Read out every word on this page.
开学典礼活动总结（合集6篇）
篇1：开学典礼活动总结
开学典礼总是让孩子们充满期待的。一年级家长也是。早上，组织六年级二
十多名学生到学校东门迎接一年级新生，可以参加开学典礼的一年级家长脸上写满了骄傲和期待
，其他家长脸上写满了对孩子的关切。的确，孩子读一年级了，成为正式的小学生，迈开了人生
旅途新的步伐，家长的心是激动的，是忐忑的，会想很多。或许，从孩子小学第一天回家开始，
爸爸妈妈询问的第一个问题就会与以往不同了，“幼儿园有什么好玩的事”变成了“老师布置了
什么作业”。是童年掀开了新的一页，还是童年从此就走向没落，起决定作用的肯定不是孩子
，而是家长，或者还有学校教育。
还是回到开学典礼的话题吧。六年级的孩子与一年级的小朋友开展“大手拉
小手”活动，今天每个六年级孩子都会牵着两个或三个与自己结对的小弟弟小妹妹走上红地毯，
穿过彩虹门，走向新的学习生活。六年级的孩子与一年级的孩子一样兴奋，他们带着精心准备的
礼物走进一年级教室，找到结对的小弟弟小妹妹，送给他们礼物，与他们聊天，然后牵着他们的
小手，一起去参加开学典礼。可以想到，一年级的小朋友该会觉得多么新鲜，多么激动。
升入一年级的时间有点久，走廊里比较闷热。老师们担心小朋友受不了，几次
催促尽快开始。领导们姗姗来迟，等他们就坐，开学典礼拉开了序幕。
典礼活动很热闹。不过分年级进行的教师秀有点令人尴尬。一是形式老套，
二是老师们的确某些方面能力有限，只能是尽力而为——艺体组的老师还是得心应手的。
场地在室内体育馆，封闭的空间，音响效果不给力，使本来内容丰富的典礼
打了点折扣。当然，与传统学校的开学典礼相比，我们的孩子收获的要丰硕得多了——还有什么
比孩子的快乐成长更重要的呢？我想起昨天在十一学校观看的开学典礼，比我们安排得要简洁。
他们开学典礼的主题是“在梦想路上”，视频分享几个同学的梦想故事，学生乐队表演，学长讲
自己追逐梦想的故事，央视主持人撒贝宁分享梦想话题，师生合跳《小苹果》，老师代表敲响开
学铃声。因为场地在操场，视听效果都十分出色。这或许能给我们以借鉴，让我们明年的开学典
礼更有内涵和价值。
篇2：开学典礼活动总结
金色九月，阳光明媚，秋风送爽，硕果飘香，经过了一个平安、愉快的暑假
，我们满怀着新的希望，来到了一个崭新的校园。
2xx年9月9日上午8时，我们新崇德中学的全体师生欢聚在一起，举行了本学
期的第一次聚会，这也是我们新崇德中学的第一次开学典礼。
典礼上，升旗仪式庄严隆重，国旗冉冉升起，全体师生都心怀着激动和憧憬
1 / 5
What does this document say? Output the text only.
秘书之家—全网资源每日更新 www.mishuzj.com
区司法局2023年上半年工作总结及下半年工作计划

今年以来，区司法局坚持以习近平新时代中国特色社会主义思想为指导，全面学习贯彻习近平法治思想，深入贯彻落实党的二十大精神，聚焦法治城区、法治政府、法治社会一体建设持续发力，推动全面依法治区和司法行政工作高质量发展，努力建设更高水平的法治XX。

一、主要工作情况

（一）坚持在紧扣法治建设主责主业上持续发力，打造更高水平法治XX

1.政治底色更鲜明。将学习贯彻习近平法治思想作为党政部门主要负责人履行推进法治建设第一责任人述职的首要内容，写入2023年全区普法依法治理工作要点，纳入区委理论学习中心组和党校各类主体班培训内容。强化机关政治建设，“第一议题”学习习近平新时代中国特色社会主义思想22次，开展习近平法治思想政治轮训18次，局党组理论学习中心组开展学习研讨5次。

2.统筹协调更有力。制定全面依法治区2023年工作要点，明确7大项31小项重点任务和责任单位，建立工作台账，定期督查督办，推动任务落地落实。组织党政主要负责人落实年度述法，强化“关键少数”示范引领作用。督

********************

__Aim__
Every line from the one containing "What does this" through the end of the data must be repeated exactly, and no other line.

__Exercise response__
What does this document say? Output the text only.
秘书之家—全网资源每日更新 www.mishuzj.com
区司法局2023年上半年工作总结及下半年工作计划

今年以来，区司法局坚持以习近平新时代中国特色社会主义思想为指导，全面学习贯彻习近平法治思想，深入贯彻落实党的二十大精神，聚焦法治城区、法治政府、法治社会一体建设持续发力，推动全面依法治区和司法行政工作高质量发展，努力建设更高水平的法治XX。

一、主要工作情况

（一）坚持在紧扣法治建设主责主业上持续发力，打造更高水平法治XX

1.政治底色更鲜明。将学习贯彻习近平法治思想作为党政部门主要负责人履行推进法治建设第一责任人述职的首要内容，写入2023年全区普法依法治理工作要点，纳入区委理论学习中心组和党校各类主体班培训内容。强化机关政治建设，“第一议题”学习习近平新时代中国特色社会主义思想22次，开展习近平法治思想政治轮训18次，局党组理论学习中心组开展学习研讨5次。

2.统筹协调更有力。制定全面依法治区2023年工作要点，明确7大项31小项重点任务和责任单位，建立工作台账，定期督查督办，推动任务落地落实。组织党政主要负责人落实年度述法，强化“关键少数”示范引领作用。督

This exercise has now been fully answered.